• **TASK INSTRUCTIONS**: Count lines, not occurrences: give the number of lines holding the word "JSON", and nothing besides.

— START PROVIDED INFORMATION —

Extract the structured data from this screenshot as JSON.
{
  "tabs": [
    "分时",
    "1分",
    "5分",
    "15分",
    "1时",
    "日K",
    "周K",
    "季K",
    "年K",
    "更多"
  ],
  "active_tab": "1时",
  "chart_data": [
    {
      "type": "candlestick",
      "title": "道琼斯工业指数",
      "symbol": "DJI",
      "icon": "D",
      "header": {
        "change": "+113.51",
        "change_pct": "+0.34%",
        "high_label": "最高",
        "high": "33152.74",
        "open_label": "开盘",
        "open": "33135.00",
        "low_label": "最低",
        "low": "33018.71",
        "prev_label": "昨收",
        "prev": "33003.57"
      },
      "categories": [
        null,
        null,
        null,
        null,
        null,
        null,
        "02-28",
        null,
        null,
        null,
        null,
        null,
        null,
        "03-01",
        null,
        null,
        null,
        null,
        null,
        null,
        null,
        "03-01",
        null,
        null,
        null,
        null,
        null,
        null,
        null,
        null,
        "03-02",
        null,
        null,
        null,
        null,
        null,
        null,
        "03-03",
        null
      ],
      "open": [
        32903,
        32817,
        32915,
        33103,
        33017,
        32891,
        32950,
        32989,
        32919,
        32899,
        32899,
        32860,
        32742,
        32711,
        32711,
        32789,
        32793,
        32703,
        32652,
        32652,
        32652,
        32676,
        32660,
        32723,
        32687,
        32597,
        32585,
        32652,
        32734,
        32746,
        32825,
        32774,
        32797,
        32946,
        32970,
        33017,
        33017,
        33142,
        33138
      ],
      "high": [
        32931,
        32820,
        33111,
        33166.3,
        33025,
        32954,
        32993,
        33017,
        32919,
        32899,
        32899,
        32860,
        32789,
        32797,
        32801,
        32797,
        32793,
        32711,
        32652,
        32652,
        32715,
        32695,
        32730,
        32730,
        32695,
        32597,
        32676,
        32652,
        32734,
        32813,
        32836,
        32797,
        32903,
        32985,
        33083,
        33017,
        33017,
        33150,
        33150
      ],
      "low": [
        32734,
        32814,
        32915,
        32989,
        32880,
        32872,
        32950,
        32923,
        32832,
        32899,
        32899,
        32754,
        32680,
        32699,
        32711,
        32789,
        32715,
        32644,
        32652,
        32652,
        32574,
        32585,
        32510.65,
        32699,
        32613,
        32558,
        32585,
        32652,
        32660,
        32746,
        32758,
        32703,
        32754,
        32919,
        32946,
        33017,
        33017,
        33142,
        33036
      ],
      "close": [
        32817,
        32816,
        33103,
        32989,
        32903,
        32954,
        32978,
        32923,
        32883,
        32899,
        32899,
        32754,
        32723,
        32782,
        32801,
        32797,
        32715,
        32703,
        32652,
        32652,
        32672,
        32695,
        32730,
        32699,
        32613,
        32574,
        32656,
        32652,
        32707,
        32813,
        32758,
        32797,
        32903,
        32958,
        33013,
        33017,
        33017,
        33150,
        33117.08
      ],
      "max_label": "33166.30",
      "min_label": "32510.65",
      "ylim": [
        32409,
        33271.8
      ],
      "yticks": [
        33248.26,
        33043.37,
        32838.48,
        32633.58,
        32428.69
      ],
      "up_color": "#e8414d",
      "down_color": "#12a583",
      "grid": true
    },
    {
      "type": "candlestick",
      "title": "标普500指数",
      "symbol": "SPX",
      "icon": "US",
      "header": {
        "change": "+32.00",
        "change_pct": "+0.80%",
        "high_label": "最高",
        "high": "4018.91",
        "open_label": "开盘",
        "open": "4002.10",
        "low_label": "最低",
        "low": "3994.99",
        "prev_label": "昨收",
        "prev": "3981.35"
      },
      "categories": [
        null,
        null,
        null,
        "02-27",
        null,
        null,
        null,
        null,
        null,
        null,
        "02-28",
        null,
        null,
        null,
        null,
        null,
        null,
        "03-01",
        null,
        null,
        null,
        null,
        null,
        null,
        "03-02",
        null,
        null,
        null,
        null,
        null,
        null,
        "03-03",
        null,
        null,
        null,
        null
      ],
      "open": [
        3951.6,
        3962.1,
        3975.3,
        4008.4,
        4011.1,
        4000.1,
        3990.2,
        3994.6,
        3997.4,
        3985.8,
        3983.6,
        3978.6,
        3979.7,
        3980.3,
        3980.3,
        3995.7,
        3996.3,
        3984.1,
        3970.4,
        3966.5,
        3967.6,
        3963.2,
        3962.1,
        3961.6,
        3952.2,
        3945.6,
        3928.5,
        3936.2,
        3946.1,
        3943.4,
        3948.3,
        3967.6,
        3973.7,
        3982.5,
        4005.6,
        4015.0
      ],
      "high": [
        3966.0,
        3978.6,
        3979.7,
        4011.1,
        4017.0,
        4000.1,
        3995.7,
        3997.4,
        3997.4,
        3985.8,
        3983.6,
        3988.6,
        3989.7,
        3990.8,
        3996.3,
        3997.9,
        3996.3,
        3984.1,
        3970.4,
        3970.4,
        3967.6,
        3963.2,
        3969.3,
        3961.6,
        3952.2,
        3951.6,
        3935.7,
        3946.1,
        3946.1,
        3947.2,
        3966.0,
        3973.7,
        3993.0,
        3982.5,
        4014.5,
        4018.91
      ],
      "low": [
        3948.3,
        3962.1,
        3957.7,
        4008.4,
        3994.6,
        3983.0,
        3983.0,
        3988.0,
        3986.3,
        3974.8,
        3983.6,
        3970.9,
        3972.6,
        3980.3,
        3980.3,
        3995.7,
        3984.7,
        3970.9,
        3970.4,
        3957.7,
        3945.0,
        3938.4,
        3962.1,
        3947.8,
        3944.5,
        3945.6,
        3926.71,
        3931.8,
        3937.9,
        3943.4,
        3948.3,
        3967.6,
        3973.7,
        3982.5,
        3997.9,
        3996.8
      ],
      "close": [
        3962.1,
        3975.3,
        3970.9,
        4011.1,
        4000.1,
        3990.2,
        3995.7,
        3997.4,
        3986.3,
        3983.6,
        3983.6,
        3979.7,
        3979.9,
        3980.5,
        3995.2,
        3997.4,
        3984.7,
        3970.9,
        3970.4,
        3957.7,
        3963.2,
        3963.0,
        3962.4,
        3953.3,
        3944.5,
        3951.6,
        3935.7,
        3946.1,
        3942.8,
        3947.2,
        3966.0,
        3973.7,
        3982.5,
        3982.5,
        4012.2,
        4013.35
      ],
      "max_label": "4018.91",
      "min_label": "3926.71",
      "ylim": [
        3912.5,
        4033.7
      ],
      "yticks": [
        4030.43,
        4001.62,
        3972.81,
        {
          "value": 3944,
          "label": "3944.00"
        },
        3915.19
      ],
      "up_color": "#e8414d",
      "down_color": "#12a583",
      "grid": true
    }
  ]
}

— END PROVIDED INFORMATION —
— START PROVIDED INFORMATION —

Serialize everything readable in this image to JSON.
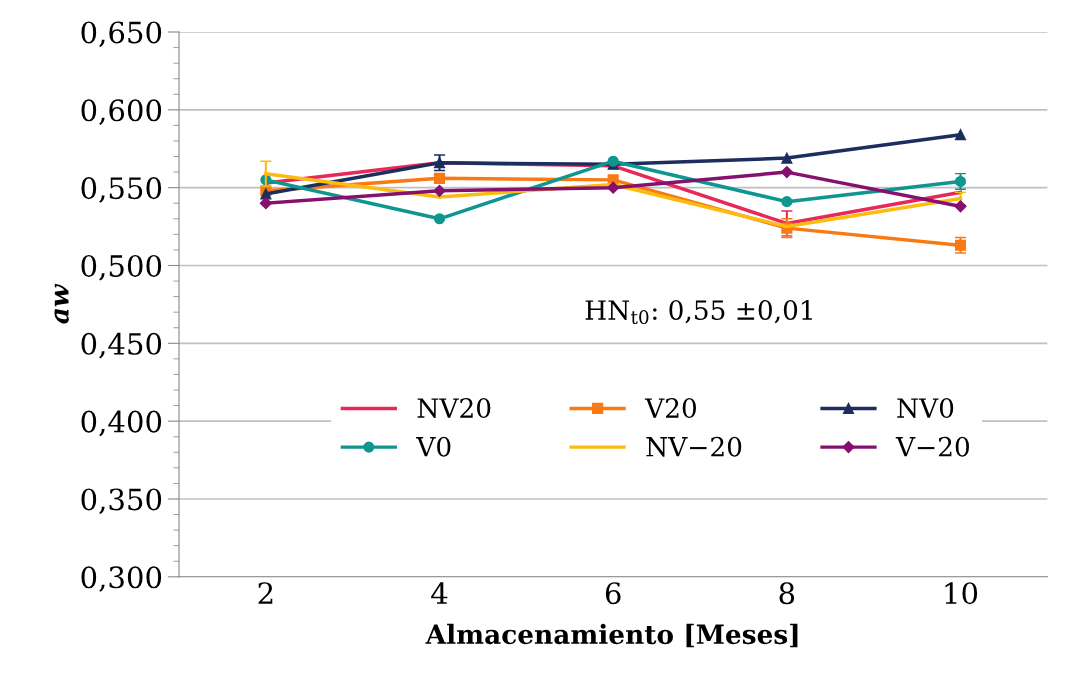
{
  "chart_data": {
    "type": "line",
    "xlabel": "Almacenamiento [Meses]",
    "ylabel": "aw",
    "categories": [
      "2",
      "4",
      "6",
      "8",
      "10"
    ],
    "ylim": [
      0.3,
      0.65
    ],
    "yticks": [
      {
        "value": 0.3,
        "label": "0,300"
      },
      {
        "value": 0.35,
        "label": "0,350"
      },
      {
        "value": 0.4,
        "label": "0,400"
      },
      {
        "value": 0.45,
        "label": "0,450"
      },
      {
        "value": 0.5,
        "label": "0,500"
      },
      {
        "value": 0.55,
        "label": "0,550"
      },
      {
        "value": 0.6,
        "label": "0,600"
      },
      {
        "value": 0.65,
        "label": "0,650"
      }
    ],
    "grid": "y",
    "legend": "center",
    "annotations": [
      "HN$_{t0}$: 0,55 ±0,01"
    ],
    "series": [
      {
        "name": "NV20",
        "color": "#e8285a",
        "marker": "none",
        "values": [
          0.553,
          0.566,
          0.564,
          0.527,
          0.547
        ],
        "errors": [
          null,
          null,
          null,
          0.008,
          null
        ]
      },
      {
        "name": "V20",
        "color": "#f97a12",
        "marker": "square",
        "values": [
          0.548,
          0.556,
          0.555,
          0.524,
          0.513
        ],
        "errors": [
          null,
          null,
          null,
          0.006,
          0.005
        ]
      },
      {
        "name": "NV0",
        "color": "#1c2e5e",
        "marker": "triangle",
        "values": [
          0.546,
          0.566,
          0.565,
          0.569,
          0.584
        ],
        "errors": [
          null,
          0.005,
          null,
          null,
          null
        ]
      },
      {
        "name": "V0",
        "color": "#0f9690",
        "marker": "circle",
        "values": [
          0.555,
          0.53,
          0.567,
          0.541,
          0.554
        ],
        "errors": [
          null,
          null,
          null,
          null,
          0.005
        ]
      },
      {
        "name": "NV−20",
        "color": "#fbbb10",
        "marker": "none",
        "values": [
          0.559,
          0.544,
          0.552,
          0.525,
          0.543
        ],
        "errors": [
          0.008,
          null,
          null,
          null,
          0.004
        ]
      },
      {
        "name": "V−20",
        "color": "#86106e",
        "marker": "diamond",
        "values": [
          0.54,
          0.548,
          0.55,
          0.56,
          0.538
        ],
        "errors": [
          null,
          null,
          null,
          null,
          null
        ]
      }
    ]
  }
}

— END PROVIDED INFORMATION —

• **RESPONSE FOR THIS EXERCISE**: 2